╭──

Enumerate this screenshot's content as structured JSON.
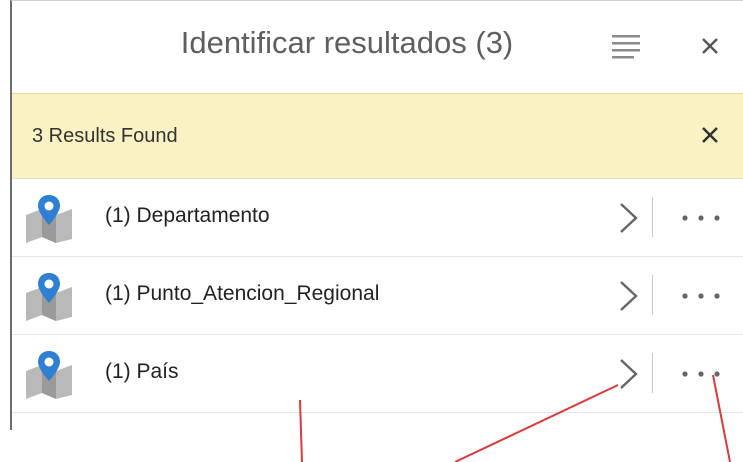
{
  "header": {
    "title": "Identificar resultados (3)",
    "menu_icon": "hamburger-menu-icon",
    "close_icon": "close-icon"
  },
  "banner": {
    "text": "3 Results Found",
    "close_icon": "close-icon"
  },
  "results": [
    {
      "label": "(1) Departamento",
      "icon": "map-pin-icon"
    },
    {
      "label": "(1) Punto_Atencion_Regional",
      "icon": "map-pin-icon"
    },
    {
      "label": "(1) País",
      "icon": "map-pin-icon"
    }
  ],
  "colors": {
    "banner_bg": "#faf2c3",
    "pin_blue": "#2f7fd2",
    "annotation_red": "#d93b3b"
  }
}
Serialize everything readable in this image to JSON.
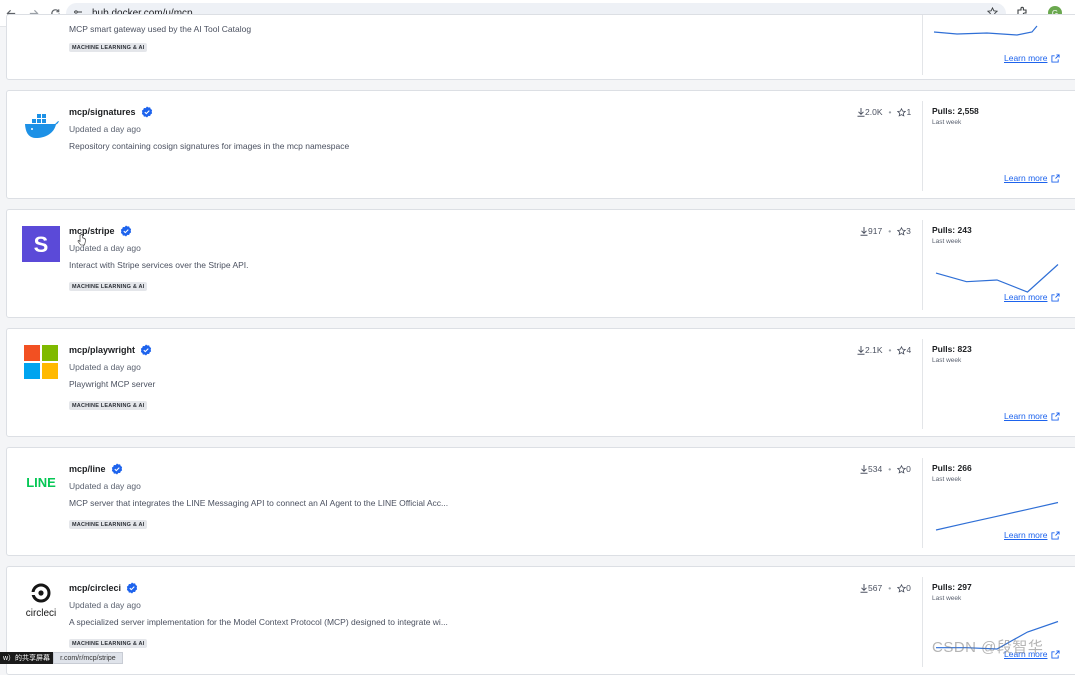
{
  "browser": {
    "url": "hub.docker.com/u/mcp",
    "profile_initial": "G"
  },
  "top_card": {
    "desc_fragment": "MCP smart gateway used by the AI Tool Catalog",
    "tag": "MACHINE LEARNING & AI",
    "learn_more": "Learn more"
  },
  "repos": [
    {
      "name": "mcp/signatures",
      "updated": "Updated a day ago",
      "description": "Repository containing cosign signatures for images in the mcp namespace",
      "tag": "",
      "downloads": "2.0K",
      "stars": "1",
      "pulls": "Pulls: 2,558",
      "period": "Last week",
      "learn_more": "Learn more",
      "logo": "docker-whale-icon",
      "spark": []
    },
    {
      "name": "mcp/stripe",
      "updated": "Updated a day ago",
      "description": "Interact with Stripe services over the Stripe API.",
      "tag": "MACHINE LEARNING & AI",
      "downloads": "917",
      "stars": "3",
      "pulls": "Pulls: 243",
      "period": "Last week",
      "learn_more": "Learn more",
      "logo": "stripe-s-icon",
      "spark": [
        62,
        57,
        58,
        51,
        67
      ]
    },
    {
      "name": "mcp/playwright",
      "updated": "Updated a day ago",
      "description": "Playwright MCP server",
      "tag": "MACHINE LEARNING & AI",
      "downloads": "2.1K",
      "stars": "4",
      "pulls": "Pulls: 823",
      "period": "Last week",
      "learn_more": "Learn more",
      "logo": "microsoft-icon",
      "spark": []
    },
    {
      "name": "mcp/line",
      "updated": "Updated a day ago",
      "description": "MCP server that integrates the LINE Messaging API to connect an AI Agent to the LINE Official Acc...",
      "tag": "MACHINE LEARNING & AI",
      "downloads": "534",
      "stars": "0",
      "pulls": "Pulls: 266",
      "period": "Last week",
      "learn_more": "Learn more",
      "logo": "line-icon",
      "logo_text": "LINE",
      "spark": [
        40,
        45,
        50,
        55,
        60
      ]
    },
    {
      "name": "mcp/circleci",
      "updated": "Updated a day ago",
      "description": "A specialized server implementation for the Model Context Protocol (MCP) designed to integrate wi...",
      "tag": "MACHINE LEARNING & AI",
      "downloads": "567",
      "stars": "0",
      "pulls": "Pulls: 297",
      "period": "Last week",
      "learn_more": "Learn more",
      "logo": "circleci-icon",
      "logo_text": "circleci",
      "spark": [
        40,
        40,
        39,
        52,
        60
      ]
    }
  ],
  "status_bar": {
    "left": "w）的共享屏幕",
    "right": "r.com/r/mcp/stripe"
  },
  "watermark": "CSDN @段智华",
  "colors": {
    "link": "#1d63ed",
    "verified": "#1d63ed",
    "spark": "#2f6fd6"
  }
}
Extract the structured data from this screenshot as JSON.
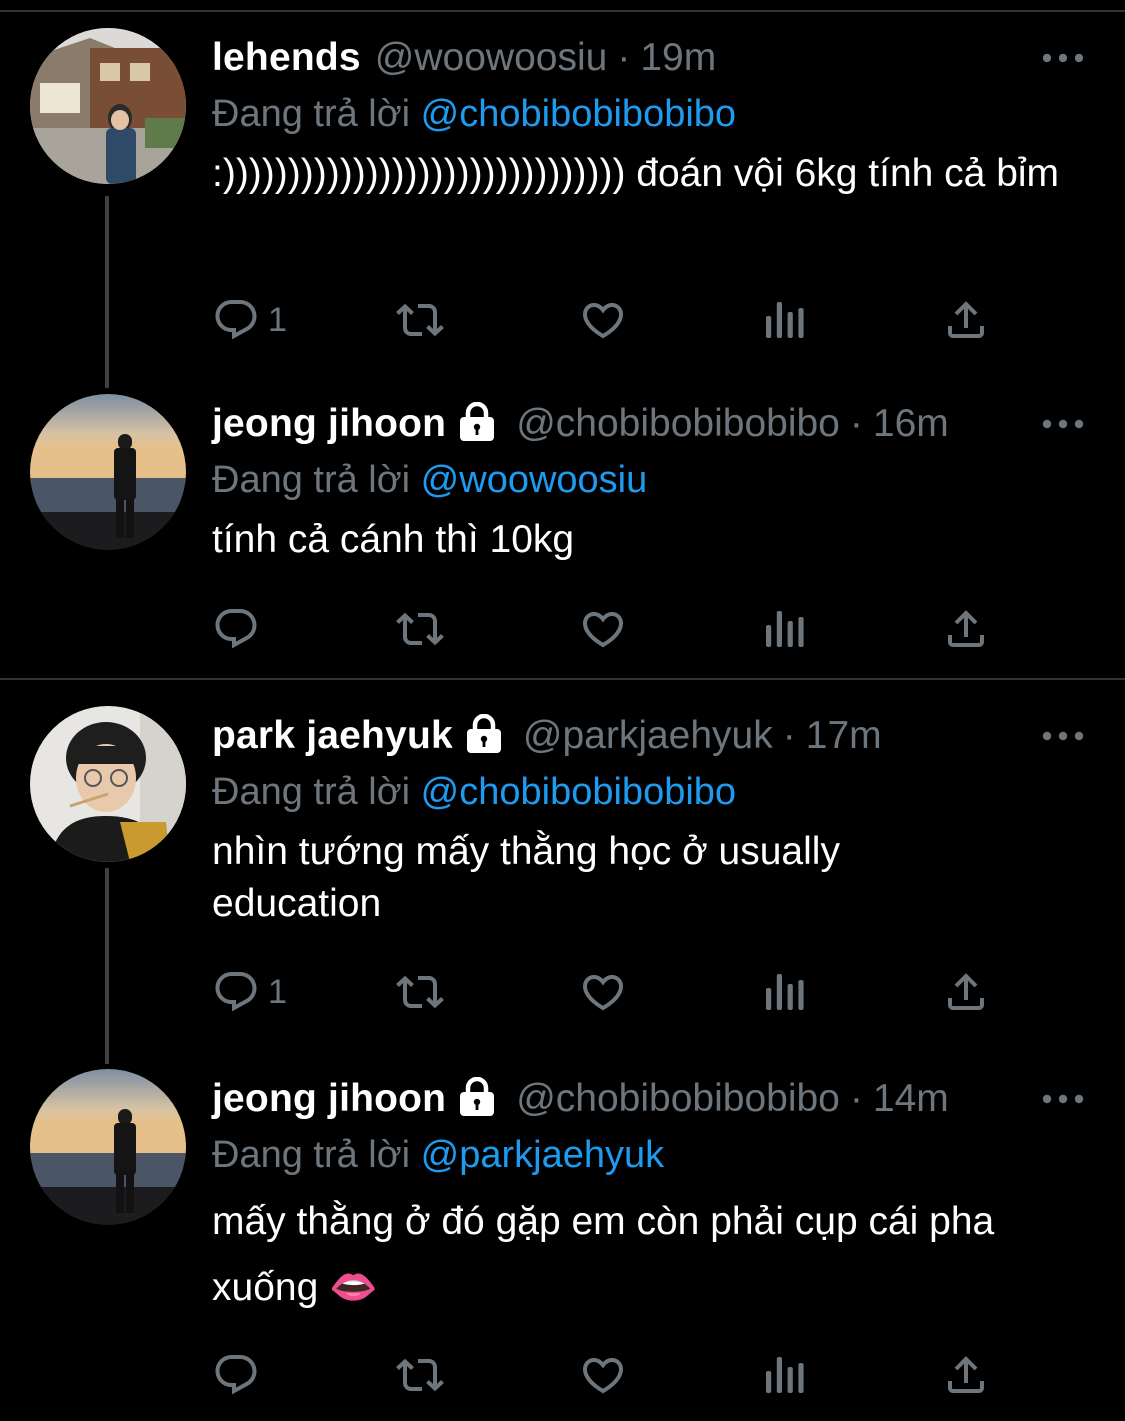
{
  "reply_prefix": "Đang trả lời",
  "tweets": [
    {
      "name": "lehends",
      "locked": false,
      "handle": "@woowoosiu",
      "separator": "·",
      "time": "19m",
      "reply_to": "@chobibobibobibo",
      "text": ":))))))))))))))))))))))))))))))) đoán vội 6kg tính cả bỉm",
      "reply_count": "1",
      "avatar": "lehends-street-photo"
    },
    {
      "name": "jeong jihoon",
      "locked": true,
      "handle": "@chobibobibobibo",
      "separator": "·",
      "time": "16m",
      "reply_to": "@woowoosiu",
      "text": "tính cả cánh thì 10kg",
      "reply_count": "",
      "avatar": "jihoon-seaside-photo"
    },
    {
      "name": "park jaehyuk",
      "locked": true,
      "handle": "@parkjaehyuk",
      "separator": "·",
      "time": "17m",
      "reply_to": "@chobibobibobibo",
      "text": "nhìn tướng mấy thằng học ở usually education",
      "reply_count": "1",
      "avatar": "jaehyuk-portrait-photo"
    },
    {
      "name": "jeong jihoon",
      "locked": true,
      "handle": "@chobibobibobibo",
      "separator": "·",
      "time": "14m",
      "reply_to": "@parkjaehyuk",
      "text": "mấy thằng ở đó gặp em còn phải cụp cái pha xuống 👄",
      "reply_count": "",
      "avatar": "jihoon-seaside-photo"
    }
  ],
  "colors": {
    "background": "#000000",
    "secondary_text": "#6e767d",
    "link": "#1d9bf0",
    "divider": "#2f3336"
  },
  "icons": [
    "reply-icon",
    "retweet-icon",
    "like-icon",
    "views-icon",
    "share-icon",
    "more-icon",
    "lock-icon"
  ]
}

╰──

Identify and copy the lines holding the word "thằng".

## Reply
      "text": "nhìn tướng mấy thằng học ở usually education",
      "text": "mấy thằng ở đó gặp em còn phải cụp cái pha xuống 👄",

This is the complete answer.